START Supplied records
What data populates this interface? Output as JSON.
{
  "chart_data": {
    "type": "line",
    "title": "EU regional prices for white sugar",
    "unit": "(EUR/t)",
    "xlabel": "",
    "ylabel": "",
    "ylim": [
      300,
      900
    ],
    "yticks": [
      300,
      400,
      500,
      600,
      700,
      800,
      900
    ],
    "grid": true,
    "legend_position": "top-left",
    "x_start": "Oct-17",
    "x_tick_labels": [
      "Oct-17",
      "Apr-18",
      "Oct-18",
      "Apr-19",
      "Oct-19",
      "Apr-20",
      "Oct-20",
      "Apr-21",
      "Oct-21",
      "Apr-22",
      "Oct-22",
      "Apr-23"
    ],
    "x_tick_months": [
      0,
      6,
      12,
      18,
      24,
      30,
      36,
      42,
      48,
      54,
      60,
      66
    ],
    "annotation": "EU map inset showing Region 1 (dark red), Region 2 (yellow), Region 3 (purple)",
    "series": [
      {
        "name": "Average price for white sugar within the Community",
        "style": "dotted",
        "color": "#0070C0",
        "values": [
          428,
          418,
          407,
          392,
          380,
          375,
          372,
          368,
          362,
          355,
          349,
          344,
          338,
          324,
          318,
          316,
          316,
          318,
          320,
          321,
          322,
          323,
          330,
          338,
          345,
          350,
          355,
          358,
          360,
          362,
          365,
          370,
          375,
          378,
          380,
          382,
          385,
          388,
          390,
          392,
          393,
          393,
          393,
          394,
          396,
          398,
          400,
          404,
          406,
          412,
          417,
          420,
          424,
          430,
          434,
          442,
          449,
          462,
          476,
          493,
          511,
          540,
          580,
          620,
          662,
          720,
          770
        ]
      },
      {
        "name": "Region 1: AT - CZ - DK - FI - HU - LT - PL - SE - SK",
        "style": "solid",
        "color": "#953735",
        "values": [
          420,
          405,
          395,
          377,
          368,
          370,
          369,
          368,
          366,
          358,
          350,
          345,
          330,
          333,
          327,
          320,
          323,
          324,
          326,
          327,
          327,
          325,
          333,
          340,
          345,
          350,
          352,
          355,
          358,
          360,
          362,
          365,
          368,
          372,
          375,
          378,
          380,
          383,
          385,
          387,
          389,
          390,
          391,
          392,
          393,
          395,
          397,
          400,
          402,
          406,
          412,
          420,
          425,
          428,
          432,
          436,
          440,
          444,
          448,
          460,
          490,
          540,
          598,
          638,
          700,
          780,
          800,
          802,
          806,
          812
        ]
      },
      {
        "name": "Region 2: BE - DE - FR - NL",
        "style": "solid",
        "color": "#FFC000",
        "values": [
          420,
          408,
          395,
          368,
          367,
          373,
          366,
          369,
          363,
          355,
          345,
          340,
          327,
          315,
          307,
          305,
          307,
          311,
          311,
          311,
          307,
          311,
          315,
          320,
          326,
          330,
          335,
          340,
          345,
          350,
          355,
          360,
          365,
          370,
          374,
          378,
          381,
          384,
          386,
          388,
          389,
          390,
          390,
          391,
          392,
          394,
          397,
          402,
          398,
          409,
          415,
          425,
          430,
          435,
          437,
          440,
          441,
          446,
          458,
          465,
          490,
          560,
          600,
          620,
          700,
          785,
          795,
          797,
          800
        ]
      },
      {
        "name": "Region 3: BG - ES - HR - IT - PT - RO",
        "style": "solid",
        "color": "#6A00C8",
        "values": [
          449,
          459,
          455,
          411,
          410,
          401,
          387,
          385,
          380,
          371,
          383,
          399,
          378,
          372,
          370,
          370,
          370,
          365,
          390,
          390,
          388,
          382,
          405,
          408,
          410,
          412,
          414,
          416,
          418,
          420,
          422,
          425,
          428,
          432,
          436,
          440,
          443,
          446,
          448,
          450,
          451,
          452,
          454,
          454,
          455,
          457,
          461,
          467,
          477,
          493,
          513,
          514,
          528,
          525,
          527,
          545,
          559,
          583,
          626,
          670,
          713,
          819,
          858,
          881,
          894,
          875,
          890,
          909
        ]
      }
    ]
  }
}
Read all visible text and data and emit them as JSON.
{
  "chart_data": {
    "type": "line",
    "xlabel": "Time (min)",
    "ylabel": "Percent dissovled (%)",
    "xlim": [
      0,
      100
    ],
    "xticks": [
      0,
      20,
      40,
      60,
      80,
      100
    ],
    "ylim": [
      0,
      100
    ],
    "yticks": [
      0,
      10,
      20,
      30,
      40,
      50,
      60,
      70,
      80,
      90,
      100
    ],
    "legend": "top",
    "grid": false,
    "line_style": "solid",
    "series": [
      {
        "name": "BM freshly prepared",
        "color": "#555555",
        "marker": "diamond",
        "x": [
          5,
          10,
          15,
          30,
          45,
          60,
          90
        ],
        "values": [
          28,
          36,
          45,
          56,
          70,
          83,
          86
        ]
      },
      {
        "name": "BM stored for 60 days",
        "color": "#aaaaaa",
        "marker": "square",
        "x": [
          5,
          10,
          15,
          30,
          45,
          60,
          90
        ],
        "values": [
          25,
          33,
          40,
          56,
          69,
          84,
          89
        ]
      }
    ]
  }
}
END Supplied records
### Short exercise
Print the whole listing again, exactly.

### The result
What data populates this interface? Output as JSON.
{
  "chart_data": {
    "type": "line",
    "title": "EU regional prices for white sugar",
    "unit": "(EUR/t)",
    "xlabel": "",
    "ylabel": "",
    "ylim": [
      300,
      900
    ],
    "yticks": [
      300,
      400,
      500,
      600,
      700,
      800,
      900
    ],
    "grid": true,
    "legend_position": "top-left",
    "x_start": "Oct-17",
    "x_tick_labels": [
      "Oct-17",
      "Apr-18",
      "Oct-18",
      "Apr-19",
      "Oct-19",
      "Apr-20",
      "Oct-20",
      "Apr-21",
      "Oct-21",
      "Apr-22",
      "Oct-22",
      "Apr-23"
    ],
    "x_tick_months": [
      0,
      6,
      12,
      18,
      24,
      30,
      36,
      42,
      48,
      54,
      60,
      66
    ],
    "annotation": "EU map inset showing Region 1 (dark red), Region 2 (yellow), Region 3 (purple)",
    "series": [
      {
        "name": "Average price for white sugar within the Community",
        "style": "dotted",
        "color": "#0070C0",
        "values": [
          428,
          418,
          407,
          392,
          380,
          375,
          372,
          368,
          362,
          355,
          349,
          344,
          338,
          324,
          318,
          316,
          316,
          318,
          320,
          321,
          322,
          323,
          330,
          338,
          345,
          350,
          355,
          358,
          360,
          362,
          365,
          370,
          375,
          378,
          380,
          382,
          385,
          388,
          390,
          392,
          393,
          393,
          393,
          394,
          396,
          398,
          400,
          404,
          406,
          412,
          417,
          420,
          424,
          430,
          434,
          442,
          449,
          462,
          476,
          493,
          511,
          540,
          580,
          620,
          662,
          720,
          770
        ]
      },
      {
        "name": "Region 1: AT - CZ - DK - FI - HU - LT - PL - SE - SK",
        "style": "solid",
        "color": "#953735",
        "values": [
          420,
          405,
          395,
          377,
          368,
          370,
          369,
          368,
          366,
          358,
          350,
          345,
          330,
          333,
          327,
          320,
          323,
          324,
          326,
          327,
          327,
          325,
          333,
          340,
          345,
          350,
          352,
          355,
          358,
          360,
          362,
          365,
          368,
          372,
          375,
          378,
          380,
          383,
          385,
          387,
          389,
          390,
          391,
          392,
          393,
          395,
          397,
          400,
          402,
          406,
          412,
          420,
          425,
          428,
          432,
          436,
          440,
          444,
          448,
          460,
          490,
          540,
          598,
          638,
          700,
          780,
          800,
          802,
          806,
          812
        ]
      },
      {
        "name": "Region 2: BE - DE - FR - NL",
        "style": "solid",
        "color": "#FFC000",
        "values": [
          420,
          408,
          395,
          368,
          367,
          373,
          366,
          369,
          363,
          355,
          345,
          340,
          327,
          315,
          307,
          305,
          307,
          311,
          311,
          311,
          307,
          311,
          315,
          320,
          326,
          330,
          335,
          340,
          345,
          350,
          355,
          360,
          365,
          370,
          374,
          378,
          381,
          384,
          386,
          388,
          389,
          390,
          390,
          391,
          392,
          394,
          397,
          402,
          398,
          409,
          415,
          425,
          430,
          435,
          437,
          440,
          441,
          446,
          458,
          465,
          490,
          560,
          600,
          620,
          700,
          785,
          795,
          797,
          800
        ]
      },
      {
        "name": "Region 3: BG - ES - HR - IT - PT - RO",
        "style": "solid",
        "color": "#6A00C8",
        "values": [
          449,
          459,
          455,
          411,
          410,
          401,
          387,
          385,
          380,
          371,
          383,
          399,
          378,
          372,
          370,
          370,
          370,
          365,
          390,
          390,
          388,
          382,
          405,
          408,
          410,
          412,
          414,
          416,
          418,
          420,
          422,
          425,
          428,
          432,
          436,
          440,
          443,
          446,
          448,
          450,
          451,
          452,
          454,
          454,
          455,
          457,
          461,
          467,
          477,
          493,
          513,
          514,
          528,
          525,
          527,
          545,
          559,
          583,
          626,
          670,
          713,
          819,
          858,
          881,
          894,
          875,
          890,
          909
        ]
      }
    ]
  }
}
Read all visible text and data and emit them as JSON.
{
  "chart_data": {
    "type": "line",
    "xlabel": "Time (min)",
    "ylabel": "Percent dissovled (%)",
    "xlim": [
      0,
      100
    ],
    "xticks": [
      0,
      20,
      40,
      60,
      80,
      100
    ],
    "ylim": [
      0,
      100
    ],
    "yticks": [
      0,
      10,
      20,
      30,
      40,
      50,
      60,
      70,
      80,
      90,
      100
    ],
    "legend": "top",
    "grid": false,
    "line_style": "solid",
    "series": [
      {
        "name": "BM freshly prepared",
        "color": "#555555",
        "marker": "diamond",
        "x": [
          5,
          10,
          15,
          30,
          45,
          60,
          90
        ],
        "values": [
          28,
          36,
          45,
          56,
          70,
          83,
          86
        ]
      },
      {
        "name": "BM stored for 60 days",
        "color": "#aaaaaa",
        "marker": "square",
        "x": [
          5,
          10,
          15,
          30,
          45,
          60,
          90
        ],
        "values": [
          25,
          33,
          40,
          56,
          69,
          84,
          89
        ]
      }
    ]
  }
}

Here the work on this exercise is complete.